* **What needs to be done**:
Print the entries below word for word; the pictures stay out of your copy.

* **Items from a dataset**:
>>
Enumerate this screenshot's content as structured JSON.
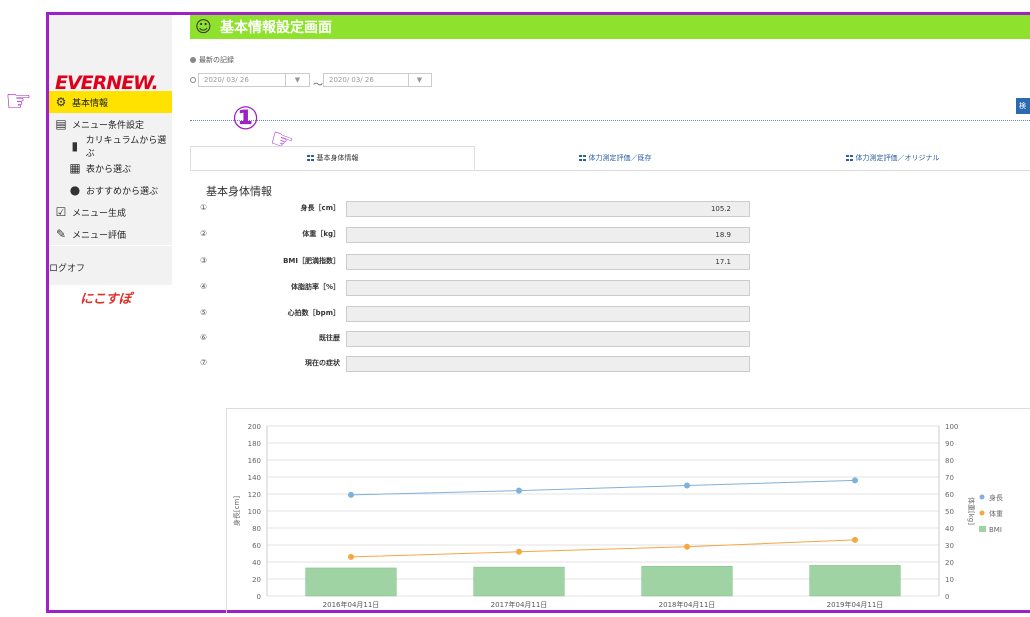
{
  "header": {
    "title": "基本情報設定画面"
  },
  "brand": {
    "logo": "EVERNEW.",
    "partner_logo": "にこすぽ"
  },
  "sidebar": {
    "items": [
      {
        "label": "基本情報",
        "icon": "gear-icon",
        "active": true
      },
      {
        "label": "メニュー条件設定",
        "icon": "clipboard-icon"
      },
      {
        "label": "カリキュラムから選ぶ",
        "icon": "document-icon"
      },
      {
        "label": "表から選ぶ",
        "icon": "table-icon"
      },
      {
        "label": "おすすめから選ぶ",
        "icon": "lightbulb-icon"
      },
      {
        "label": "メニュー生成",
        "icon": "checkbox-icon"
      },
      {
        "label": "メニュー評価",
        "icon": "pencil-icon"
      }
    ],
    "logout": "ログオフ"
  },
  "filter": {
    "latest_label": "最新の記録",
    "date_from": "2020/ 03/ 26",
    "date_to": "2020/ 03/ 26",
    "tilde": "～",
    "search_button": "検"
  },
  "annotation": {
    "number": "①"
  },
  "tabs": [
    "基本身体情報",
    "体力測定評価／既存",
    "体力測定評価／オリジナル"
  ],
  "basic_info": {
    "title": "基本身体情報",
    "rows": [
      {
        "num": "①",
        "label": "身長［cm］",
        "value": "105.2"
      },
      {
        "num": "②",
        "label": "体重［kg］",
        "value": "18.9"
      },
      {
        "num": "③",
        "label": "BMI［肥満指数］",
        "value": "17.1"
      },
      {
        "num": "④",
        "label": "体脂肪率［%］",
        "value": ""
      },
      {
        "num": "⑤",
        "label": "心拍数［bpm］",
        "value": ""
      },
      {
        "num": "⑥",
        "label": "既往歴",
        "value": ""
      },
      {
        "num": "⑦",
        "label": "現在の症状",
        "value": ""
      }
    ]
  },
  "chart_data": {
    "type": "bar",
    "categories": [
      "2016年04月11日",
      "2017年04月11日",
      "2018年04月11日",
      "2019年04月11日"
    ],
    "series": [
      {
        "name": "身長",
        "kind": "line",
        "axis": "left",
        "color": "#7fb1dc",
        "values": [
          119,
          124,
          130,
          136
        ]
      },
      {
        "name": "体重",
        "kind": "line",
        "axis": "right",
        "color": "#f5a742",
        "values": [
          23,
          26,
          29,
          33
        ]
      },
      {
        "name": "BMI",
        "kind": "bar",
        "axis": "right",
        "color": "#9fd3a4",
        "values": [
          16.5,
          17,
          17.5,
          18
        ]
      }
    ],
    "ylabel": "身長[cm]",
    "y2label": "体重[kg]",
    "ylim": [
      0,
      200
    ],
    "y2lim": [
      0,
      100
    ],
    "yticks": [
      "0",
      "20",
      "40",
      "60",
      "80",
      "100",
      "120",
      "140",
      "160",
      "180",
      "200"
    ],
    "y2ticks": [
      "0",
      "10",
      "20",
      "30",
      "40",
      "50",
      "60",
      "70",
      "80",
      "90",
      "100"
    ],
    "grid": true,
    "legend": "right"
  }
}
<<
* **Solved problem**:
Enumerate this screenshot's content as structured JSON.
{
  "header": {
    "title": "基本情報設定画面"
  },
  "brand": {
    "logo": "EVERNEW.",
    "partner_logo": "にこすぽ"
  },
  "sidebar": {
    "items": [
      {
        "label": "基本情報",
        "icon": "gear-icon",
        "active": true
      },
      {
        "label": "メニュー条件設定",
        "icon": "clipboard-icon"
      },
      {
        "label": "カリキュラムから選ぶ",
        "icon": "document-icon"
      },
      {
        "label": "表から選ぶ",
        "icon": "table-icon"
      },
      {
        "label": "おすすめから選ぶ",
        "icon": "lightbulb-icon"
      },
      {
        "label": "メニュー生成",
        "icon": "checkbox-icon"
      },
      {
        "label": "メニュー評価",
        "icon": "pencil-icon"
      }
    ],
    "logout": "ログオフ"
  },
  "filter": {
    "latest_label": "最新の記録",
    "date_from": "2020/ 03/ 26",
    "date_to": "2020/ 03/ 26",
    "tilde": "～",
    "search_button": "検"
  },
  "annotation": {
    "number": "①"
  },
  "tabs": [
    "基本身体情報",
    "体力測定評価／既存",
    "体力測定評価／オリジナル"
  ],
  "basic_info": {
    "title": "基本身体情報",
    "rows": [
      {
        "num": "①",
        "label": "身長［cm］",
        "value": "105.2"
      },
      {
        "num": "②",
        "label": "体重［kg］",
        "value": "18.9"
      },
      {
        "num": "③",
        "label": "BMI［肥満指数］",
        "value": "17.1"
      },
      {
        "num": "④",
        "label": "体脂肪率［%］",
        "value": ""
      },
      {
        "num": "⑤",
        "label": "心拍数［bpm］",
        "value": ""
      },
      {
        "num": "⑥",
        "label": "既往歴",
        "value": ""
      },
      {
        "num": "⑦",
        "label": "現在の症状",
        "value": ""
      }
    ]
  },
  "chart_data": {
    "type": "bar",
    "categories": [
      "2016年04月11日",
      "2017年04月11日",
      "2018年04月11日",
      "2019年04月11日"
    ],
    "series": [
      {
        "name": "身長",
        "kind": "line",
        "axis": "left",
        "color": "#7fb1dc",
        "values": [
          119,
          124,
          130,
          136
        ]
      },
      {
        "name": "体重",
        "kind": "line",
        "axis": "right",
        "color": "#f5a742",
        "values": [
          23,
          26,
          29,
          33
        ]
      },
      {
        "name": "BMI",
        "kind": "bar",
        "axis": "right",
        "color": "#9fd3a4",
        "values": [
          16.5,
          17,
          17.5,
          18
        ]
      }
    ],
    "ylabel": "身長[cm]",
    "y2label": "体重[kg]",
    "ylim": [
      0,
      200
    ],
    "y2lim": [
      0,
      100
    ],
    "yticks": [
      "0",
      "20",
      "40",
      "60",
      "80",
      "100",
      "120",
      "140",
      "160",
      "180",
      "200"
    ],
    "y2ticks": [
      "0",
      "10",
      "20",
      "30",
      "40",
      "50",
      "60",
      "70",
      "80",
      "90",
      "100"
    ],
    "grid": true,
    "legend": "right"
  }
}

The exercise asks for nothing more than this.